OBJECTIVE |
Reproduce the following lines verbatim, from the first to the last, without changing a single character.

PROVIDED DATA |
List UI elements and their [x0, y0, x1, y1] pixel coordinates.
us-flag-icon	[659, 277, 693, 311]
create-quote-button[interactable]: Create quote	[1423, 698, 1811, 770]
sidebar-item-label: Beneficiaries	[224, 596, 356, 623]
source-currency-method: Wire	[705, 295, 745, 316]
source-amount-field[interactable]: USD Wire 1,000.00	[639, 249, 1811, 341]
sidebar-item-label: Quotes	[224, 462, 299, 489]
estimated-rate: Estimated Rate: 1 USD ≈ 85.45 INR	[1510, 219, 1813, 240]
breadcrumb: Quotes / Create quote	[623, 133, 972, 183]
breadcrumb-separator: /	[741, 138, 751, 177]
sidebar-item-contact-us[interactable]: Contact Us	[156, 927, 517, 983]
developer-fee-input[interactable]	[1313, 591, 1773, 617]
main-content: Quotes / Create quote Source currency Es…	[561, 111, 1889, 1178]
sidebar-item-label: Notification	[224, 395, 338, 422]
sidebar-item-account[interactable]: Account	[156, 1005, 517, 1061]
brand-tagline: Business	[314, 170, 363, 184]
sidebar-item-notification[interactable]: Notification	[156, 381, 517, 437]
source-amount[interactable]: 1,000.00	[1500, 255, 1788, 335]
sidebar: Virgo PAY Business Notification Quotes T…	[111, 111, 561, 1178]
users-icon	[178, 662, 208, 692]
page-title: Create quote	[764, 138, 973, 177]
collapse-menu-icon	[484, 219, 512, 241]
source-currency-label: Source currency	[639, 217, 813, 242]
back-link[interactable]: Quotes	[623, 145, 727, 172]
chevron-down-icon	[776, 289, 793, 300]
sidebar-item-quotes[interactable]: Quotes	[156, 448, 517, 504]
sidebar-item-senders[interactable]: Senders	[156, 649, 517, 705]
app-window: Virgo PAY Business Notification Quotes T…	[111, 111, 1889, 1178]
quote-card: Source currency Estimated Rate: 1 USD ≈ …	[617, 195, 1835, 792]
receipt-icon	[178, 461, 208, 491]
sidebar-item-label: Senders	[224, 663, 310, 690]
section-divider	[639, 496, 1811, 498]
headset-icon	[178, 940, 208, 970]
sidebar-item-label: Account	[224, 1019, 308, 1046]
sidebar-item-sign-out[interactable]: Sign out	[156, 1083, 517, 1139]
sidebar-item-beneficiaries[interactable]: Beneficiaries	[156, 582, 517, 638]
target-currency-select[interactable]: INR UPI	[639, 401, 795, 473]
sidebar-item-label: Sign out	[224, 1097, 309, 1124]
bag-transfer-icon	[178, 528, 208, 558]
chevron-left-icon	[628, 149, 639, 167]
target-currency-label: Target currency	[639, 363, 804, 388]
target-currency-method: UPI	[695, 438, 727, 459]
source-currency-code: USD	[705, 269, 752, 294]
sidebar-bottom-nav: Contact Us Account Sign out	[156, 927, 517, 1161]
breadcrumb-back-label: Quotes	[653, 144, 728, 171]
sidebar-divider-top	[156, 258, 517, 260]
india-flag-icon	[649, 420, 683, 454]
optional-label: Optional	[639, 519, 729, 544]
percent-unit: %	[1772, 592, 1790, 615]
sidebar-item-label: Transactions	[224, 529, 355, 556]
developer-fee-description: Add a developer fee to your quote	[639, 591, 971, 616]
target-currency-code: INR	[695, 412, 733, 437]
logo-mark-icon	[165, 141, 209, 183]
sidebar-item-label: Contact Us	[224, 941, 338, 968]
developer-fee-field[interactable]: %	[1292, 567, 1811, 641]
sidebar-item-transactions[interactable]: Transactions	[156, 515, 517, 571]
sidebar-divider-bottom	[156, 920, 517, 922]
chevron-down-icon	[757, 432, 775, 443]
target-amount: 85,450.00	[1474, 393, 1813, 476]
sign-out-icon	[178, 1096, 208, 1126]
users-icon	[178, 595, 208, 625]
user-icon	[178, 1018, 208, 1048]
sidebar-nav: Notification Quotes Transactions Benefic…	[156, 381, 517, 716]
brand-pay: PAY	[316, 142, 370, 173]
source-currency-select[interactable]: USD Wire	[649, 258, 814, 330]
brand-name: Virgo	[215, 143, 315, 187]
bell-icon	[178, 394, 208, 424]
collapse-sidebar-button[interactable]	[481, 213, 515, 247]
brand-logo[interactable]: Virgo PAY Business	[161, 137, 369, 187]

ANSWER FOR THIS EXERCISE |
List UI elements and their [x0, y0, x1, y1] pixel coordinates.
us-flag-icon	[659, 277, 693, 311]
create-quote-button[interactable]: Create quote	[1423, 698, 1811, 770]
sidebar-item-label: Beneficiaries	[224, 596, 356, 623]
source-currency-method: Wire	[705, 295, 745, 316]
source-amount-field[interactable]: USD Wire 1,000.00	[639, 249, 1811, 341]
sidebar-item-label: Quotes	[224, 462, 299, 489]
estimated-rate: Estimated Rate: 1 USD ≈ 85.45 INR	[1510, 219, 1813, 240]
breadcrumb: Quotes / Create quote	[623, 133, 972, 183]
breadcrumb-separator: /	[741, 138, 751, 177]
sidebar-item-contact-us[interactable]: Contact Us	[156, 927, 517, 983]
developer-fee-input[interactable]	[1313, 591, 1773, 617]
main-content: Quotes / Create quote Source currency Es…	[561, 111, 1889, 1178]
sidebar-item-label: Notification	[224, 395, 338, 422]
sidebar-item-account[interactable]: Account	[156, 1005, 517, 1061]
brand-tagline: Business	[314, 170, 363, 184]
sidebar-item-notification[interactable]: Notification	[156, 381, 517, 437]
source-amount[interactable]: 1,000.00	[1500, 255, 1788, 335]
sidebar: Virgo PAY Business Notification Quotes T…	[111, 111, 561, 1178]
users-icon	[178, 662, 208, 692]
page-title: Create quote	[764, 138, 973, 177]
collapse-menu-icon	[484, 219, 512, 241]
source-currency-label: Source currency	[639, 217, 813, 242]
back-link[interactable]: Quotes	[623, 145, 727, 172]
chevron-down-icon	[776, 289, 793, 300]
sidebar-item-quotes[interactable]: Quotes	[156, 448, 517, 504]
sidebar-item-senders[interactable]: Senders	[156, 649, 517, 705]
app-window: Virgo PAY Business Notification Quotes T…	[111, 111, 1889, 1178]
quote-card: Source currency Estimated Rate: 1 USD ≈ …	[617, 195, 1835, 792]
receipt-icon	[178, 461, 208, 491]
sidebar-item-label: Senders	[224, 663, 310, 690]
section-divider	[639, 496, 1811, 498]
headset-icon	[178, 940, 208, 970]
sidebar-item-label: Account	[224, 1019, 308, 1046]
sidebar-item-sign-out[interactable]: Sign out	[156, 1083, 517, 1139]
sidebar-item-beneficiaries[interactable]: Beneficiaries	[156, 582, 517, 638]
target-currency-select[interactable]: INR UPI	[639, 401, 795, 473]
sidebar-item-label: Sign out	[224, 1097, 309, 1124]
bag-transfer-icon	[178, 528, 208, 558]
chevron-left-icon	[628, 149, 639, 167]
target-currency-label: Target currency	[639, 363, 804, 388]
target-currency-method: UPI	[695, 438, 727, 459]
source-currency-code: USD	[705, 269, 752, 294]
sidebar-bottom-nav: Contact Us Account Sign out	[156, 927, 517, 1161]
breadcrumb-back-label: Quotes	[653, 144, 728, 171]
sidebar-divider-top	[156, 258, 517, 260]
india-flag-icon	[649, 420, 683, 454]
optional-label: Optional	[639, 519, 729, 544]
percent-unit: %	[1772, 592, 1790, 615]
sidebar-item-label: Transactions	[224, 529, 355, 556]
developer-fee-description: Add a developer fee to your quote	[639, 591, 971, 616]
target-currency-code: INR	[695, 412, 733, 437]
logo-mark-icon	[165, 141, 209, 183]
sidebar-item-label: Contact Us	[224, 941, 338, 968]
developer-fee-field[interactable]: %	[1292, 567, 1811, 641]
sidebar-item-transactions[interactable]: Transactions	[156, 515, 517, 571]
sidebar-divider-bottom	[156, 920, 517, 922]
chevron-down-icon	[757, 432, 775, 443]
target-amount: 85,450.00	[1474, 393, 1813, 476]
sign-out-icon	[178, 1096, 208, 1126]
users-icon	[178, 595, 208, 625]
user-icon	[178, 1018, 208, 1048]
sidebar-nav: Notification Quotes Transactions Benefic…	[156, 381, 517, 716]
brand-pay: PAY	[316, 142, 370, 173]
source-currency-select[interactable]: USD Wire	[649, 258, 814, 330]
brand-name: Virgo	[215, 143, 315, 187]
bell-icon	[178, 394, 208, 424]
collapse-sidebar-button[interactable]	[481, 213, 515, 247]
brand-logo[interactable]: Virgo PAY Business	[161, 137, 369, 187]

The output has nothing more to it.